§ The exercise
Would you quote every entry exactly, dropping only the pictures?

§ Data for this exercise
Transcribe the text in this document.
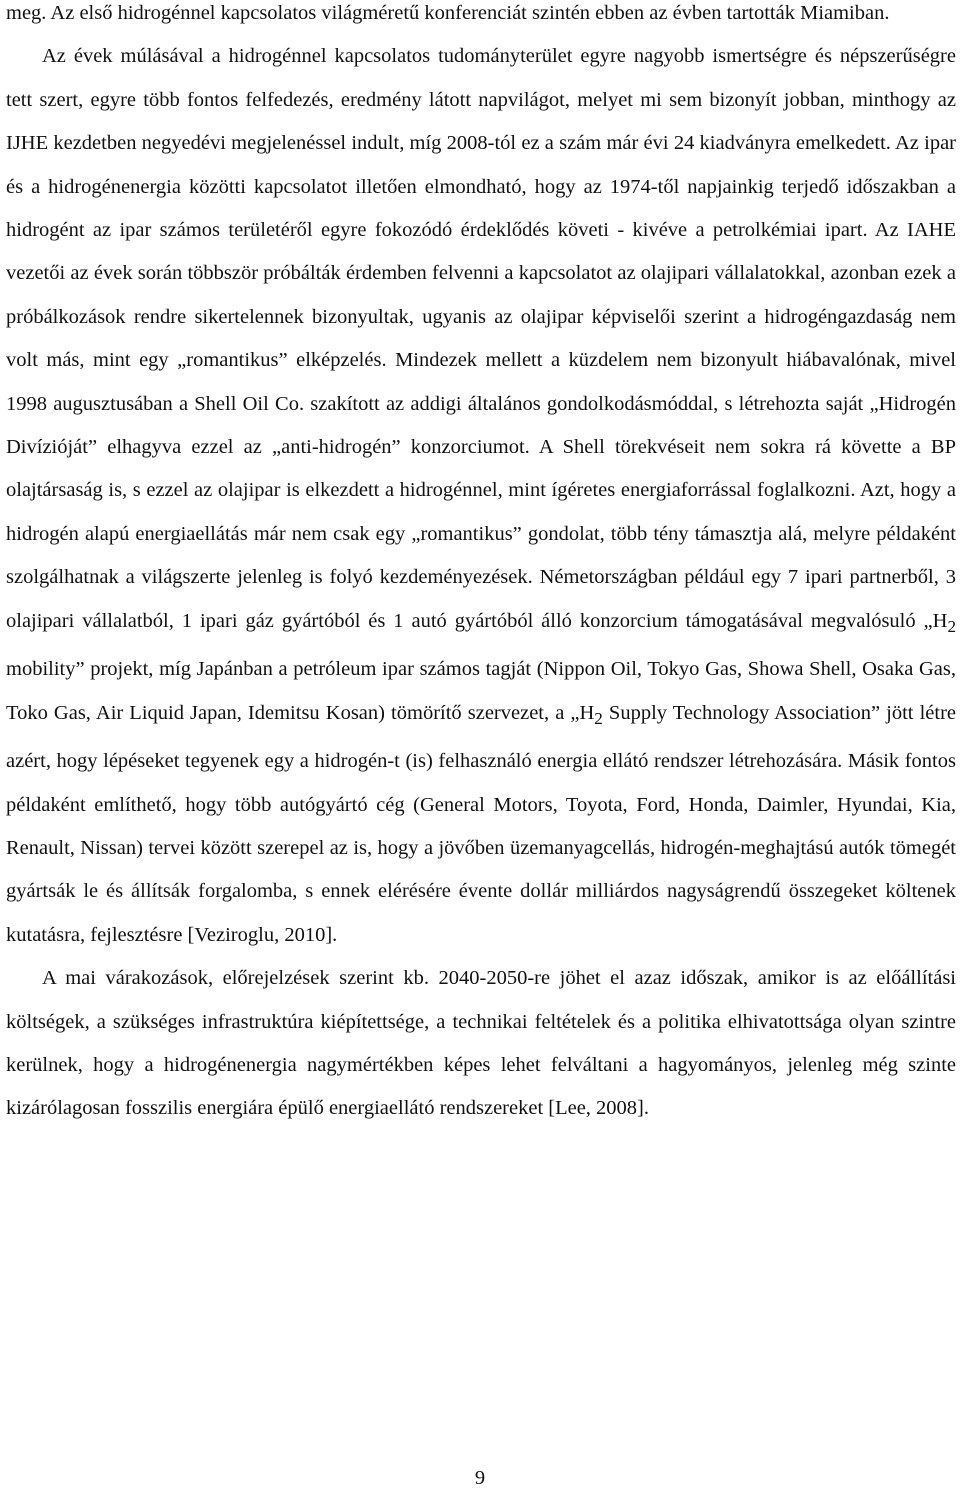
meg. Az első hidrogénnel kapcsolatos világméretű konferenciát szintén ebben az évben tartották Miamiban.

Az évek múlásával a hidrogénnel kapcsolatos tudományterület egyre nagyobb ismertségre és népszerűségre tett szert, egyre több fontos felfedezés, eredmény látott napvilágot, melyet mi sem bizonyít jobban, minthogy az IJHE kezdetben negyedévi megjelenéssel indult, míg 2008-tól ez a szám már évi 24 kiadványra emelkedett. Az ipar és a hidrogénenergia közötti kapcsolatot illetően elmondható, hogy az 1974-től napjainkig terjedő időszakban a hidrogént az ipar számos területéről egyre fokozódó érdeklődés követi - kivéve a petrolkémiai ipart. Az IAHE vezetői az évek során többször próbálták érdemben felvenni a kapcsolatot az olajipari vállalatokkal, azonban ezek a próbálkozások rendre sikertelennek bizonyultak, ugyanis az olajipar képviselői szerint a hidrogéngazdaság nem volt más, mint egy „romantikus” elképzelés. Mindezek mellett a küzdelem nem bizonyult hiábavalónak, mivel 1998 augusztusában a Shell Oil Co. szakított az addigi általános gondolkodásmóddal, s létrehozta saját „Hidrogén Divízióját” elhagyva ezzel az „anti-hidrogén” konzorciumot. A Shell törekvéseit nem sokra rá követte a BP olajtársaság is, s ezzel az olajipar is elkezdett a hidrogénnel, mint ígéretes energiaforrással foglalkozni. Azt, hogy a hidrogén alapú energiaellátás már nem csak egy „romantikus” gondolat, több tény támasztja alá, melyre példaként szolgálhatnak a világszerte jelenleg is folyó kezdeményezések. Németországban például egy 7 ipari partnerből, 3 olajipari vállalatból, 1 ipari gáz gyártóból és 1 autó gyártóból álló konzorcium támogatásával megvalósuló $„H_2$ mobility” projekt, míg Japánban a petróleum ipar számos tagját (Nippon Oil, Tokyo Gas, Showa Shell, Osaka Gas, Toko Gas, Air Liquid Japan, Idemitsu Kosan) tömörítő szervezet, a $„H_2$ Supply Technology Association” jött létre azért, hogy lépéseket tegyenek egy a hidrogén-t (is) felhasználó energia ellátó rendszer létrehozására. Másik fontos példaként említhető, hogy több autógyártó cég (General Motors, Toyota, Ford, Honda, Daimler, Hyundai, Kia, Renault, Nissan) tervei között szerepel az is, hogy a jövőben üzemanyagcellás, hidrogén-meghajtású autók tömegét gyártsák le és állítsák forgalomba, s ennek elérésére évente dollár milliárdos nagyságrendű összegeket költenek kutatásra, fejlesztésre [Veziroglu, 2010].

A mai várakozások, előrejelzések szerint kb. 2040-2050-re jöhet el azaz időszak, amikor is az előállítási költségek, a szükséges infrastruktúra kiépítettsége, a technikai feltételek és a politika elhivatottsága olyan szintre kerülnek, hogy a hidrogénenergia nagymértékben képes lehet felváltani a hagyományos, jelenleg még szinte kizárólagosan fosszilis energiára épülő energiaellátó rendszereket [Lee, 2008].

9
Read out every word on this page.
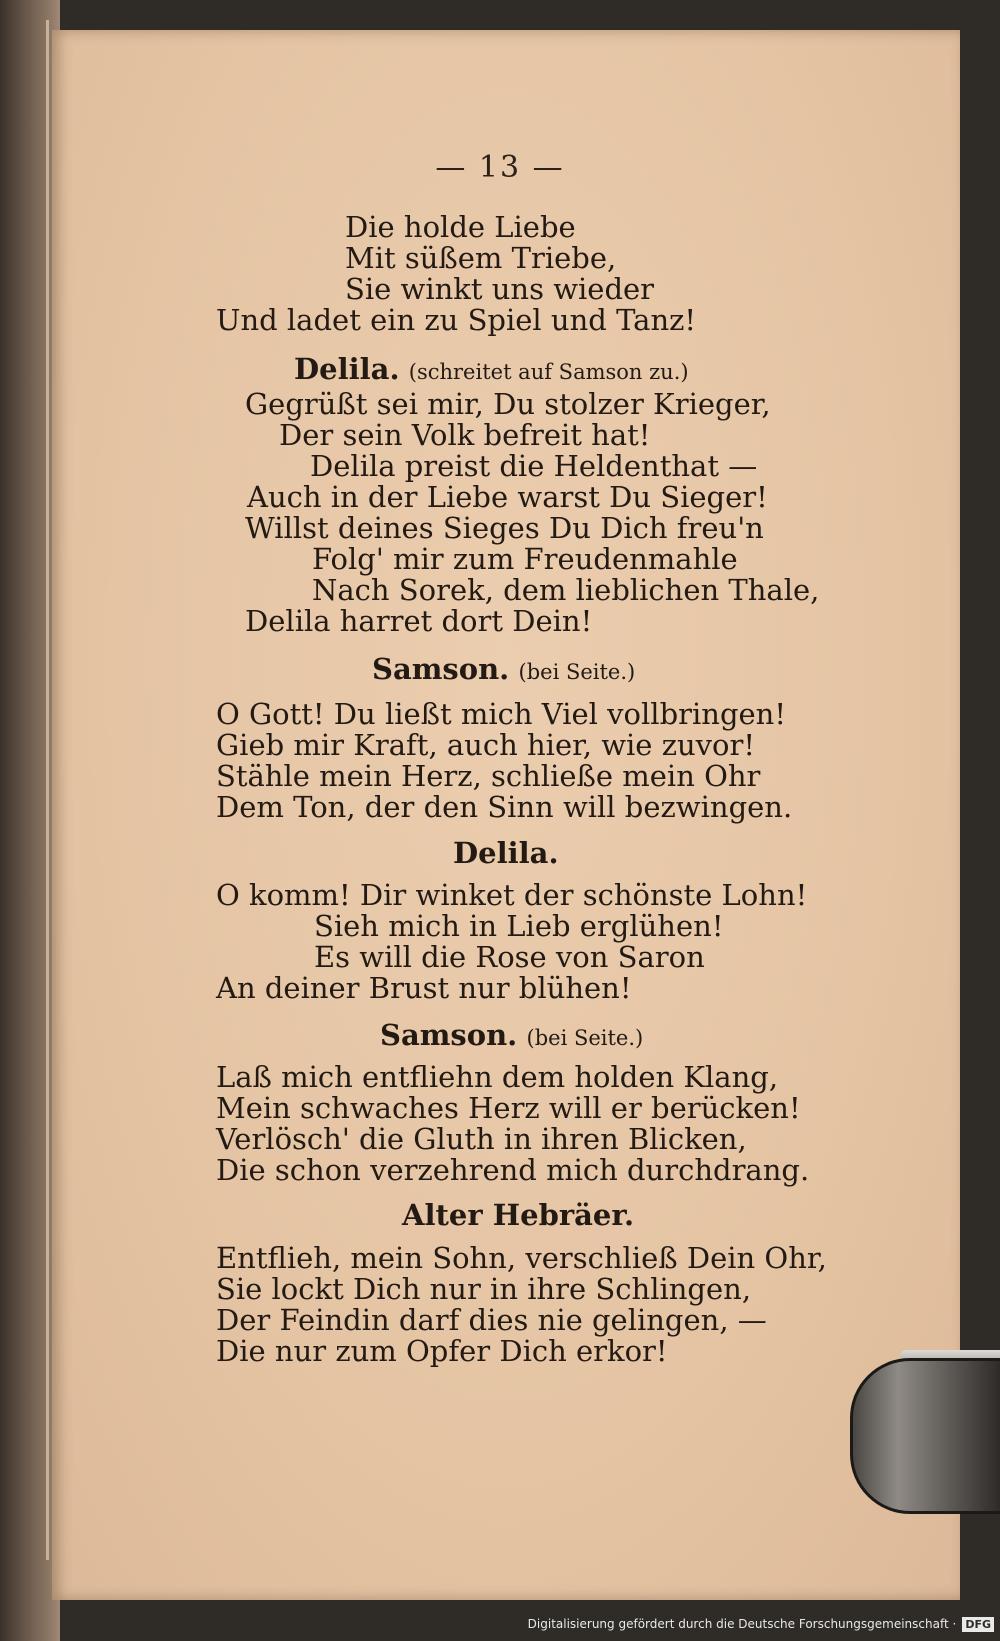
— 13 —
Die holde Liebe
Mit süßem Triebe,
Sie winkt uns wieder
Und ladet ein zu Spiel und Tanz!
Delila. (schreitet auf Samson zu.)
Gegrüßt sei mir, Du stolzer Krieger,
Der sein Volk befreit hat!
Delila preist die Heldenthat —
Auch in der Liebe warst Du Sieger!
Willst deines Sieges Du Dich freu'n
Folg' mir zum Freudenmahle
Nach Sorek, dem lieblichen Thale,
Delila harret dort Dein!
Samson. (bei Seite.)
O Gott! Du ließt mich Viel vollbringen!
Gieb mir Kraft, auch hier, wie zuvor!
Stähle mein Herz, schließe mein Ohr
Dem Ton, der den Sinn will bezwingen.
Delila.
O komm! Dir winket der schönste Lohn!
Sieh mich in Lieb erglühen!
Es will die Rose von Saron
An deiner Brust nur blühen!
Samson. (bei Seite.)
Laß mich entfliehn dem holden Klang,
Mein schwaches Herz will er berücken!
Verlösch' die Gluth in ihren Blicken,
Die schon verzehrend mich durchdrang.
Alter Hebräer.
Entflieh, mein Sohn, verschließ Dein Ohr,
Sie lockt Dich nur in ihre Schlingen,
Der Feindin darf dies nie gelingen, —
Die nur zum Opfer Dich erkor!
Digitalisierung gefördert durch die Deutsche Forschungsgemeinschaft · DFG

§ Completed exercise
Transcribe the text in this document.
meg. Az első hidrogénnel kapcsolatos világméretű konferenciát szintén ebben az évben tartották Miamiban.

Az évek múlásával a hidrogénnel kapcsolatos tudományterület egyre nagyobb ismertségre és népszerűségre tett szert, egyre több fontos felfedezés, eredmény látott napvilágot, melyet mi sem bizonyít jobban, minthogy az IJHE kezdetben negyedévi megjelenéssel indult, míg 2008-tól ez a szám már évi 24 kiadványra emelkedett. Az ipar és a hidrogénenergia közötti kapcsolatot illetően elmondható, hogy az 1974-től napjainkig terjedő időszakban a hidrogént az ipar számos területéről egyre fokozódó érdeklődés követi - kivéve a petrolkémiai ipart. Az IAHE vezetői az évek során többször próbálták érdemben felvenni a kapcsolatot az olajipari vállalatokkal, azonban ezek a próbálkozások rendre sikertelennek bizonyultak, ugyanis az olajipar képviselői szerint a hidrogéngazdaság nem volt más, mint egy „romantikus” elképzelés. Mindezek mellett a küzdelem nem bizonyult hiábavalónak, mivel 1998 augusztusában a Shell Oil Co. szakított az addigi általános gondolkodásmóddal, s létrehozta saját „Hidrogén Divízióját” elhagyva ezzel az „anti-hidrogén” konzorciumot. A Shell törekvéseit nem sokra rá követte a BP olajtársaság is, s ezzel az olajipar is elkezdett a hidrogénnel, mint ígéretes energiaforrással foglalkozni. Azt, hogy a hidrogén alapú energiaellátás már nem csak egy „romantikus” gondolat, több tény támasztja alá, melyre példaként szolgálhatnak a világszerte jelenleg is folyó kezdeményezések. Németországban például egy 7 ipari partnerből, 3 olajipari vállalatból, 1 ipari gáz gyártóból és 1 autó gyártóból álló konzorcium támogatásával megvalósuló $„H_2$ mobility” projekt, míg Japánban a petróleum ipar számos tagját (Nippon Oil, Tokyo Gas, Showa Shell, Osaka Gas, Toko Gas, Air Liquid Japan, Idemitsu Kosan) tömörítő szervezet, a $„H_2$ Supply Technology Association” jött létre azért, hogy lépéseket tegyenek egy a hidrogén-t (is) felhasználó energia ellátó rendszer létrehozására. Másik fontos példaként említhető, hogy több autógyártó cég (General Motors, Toyota, Ford, Honda, Daimler, Hyundai, Kia, Renault, Nissan) tervei között szerepel az is, hogy a jövőben üzemanyagcellás, hidrogén-meghajtású autók tömegét gyártsák le és állítsák forgalomba, s ennek elérésére évente dollár milliárdos nagyságrendű összegeket költenek kutatásra, fejlesztésre [Veziroglu, 2010].

A mai várakozások, előrejelzések szerint kb. 2040-2050-re jöhet el azaz időszak, amikor is az előállítási költségek, a szükséges infrastruktúra kiépítettsége, a technikai feltételek és a politika elhivatottsága olyan szintre kerülnek, hogy a hidrogénenergia nagymértékben képes lehet felváltani a hagyományos, jelenleg még szinte kizárólagosan fosszilis energiára épülő energiaellátó rendszereket [Lee, 2008].

9
Read out every word on this page.
— 13 —
Die holde Liebe
Mit süßem Triebe,
Sie winkt uns wieder
Und ladet ein zu Spiel und Tanz!
Delila. (schreitet auf Samson zu.)
Gegrüßt sei mir, Du stolzer Krieger,
Der sein Volk befreit hat!
Delila preist die Heldenthat —
Auch in der Liebe warst Du Sieger!
Willst deines Sieges Du Dich freu'n
Folg' mir zum Freudenmahle
Nach Sorek, dem lieblichen Thale,
Delila harret dort Dein!
Samson. (bei Seite.)
O Gott! Du ließt mich Viel vollbringen!
Gieb mir Kraft, auch hier, wie zuvor!
Stähle mein Herz, schließe mein Ohr
Dem Ton, der den Sinn will bezwingen.
Delila.
O komm! Dir winket der schönste Lohn!
Sieh mich in Lieb erglühen!
Es will die Rose von Saron
An deiner Brust nur blühen!
Samson. (bei Seite.)
Laß mich entfliehn dem holden Klang,
Mein schwaches Herz will er berücken!
Verlösch' die Gluth in ihren Blicken,
Die schon verzehrend mich durchdrang.
Alter Hebräer.
Entflieh, mein Sohn, verschließ Dein Ohr,
Sie lockt Dich nur in ihre Schlingen,
Der Feindin darf dies nie gelingen, —
Die nur zum Opfer Dich erkor!
Digitalisierung gefördert durch die Deutsche Forschungsgemeinschaft · DFG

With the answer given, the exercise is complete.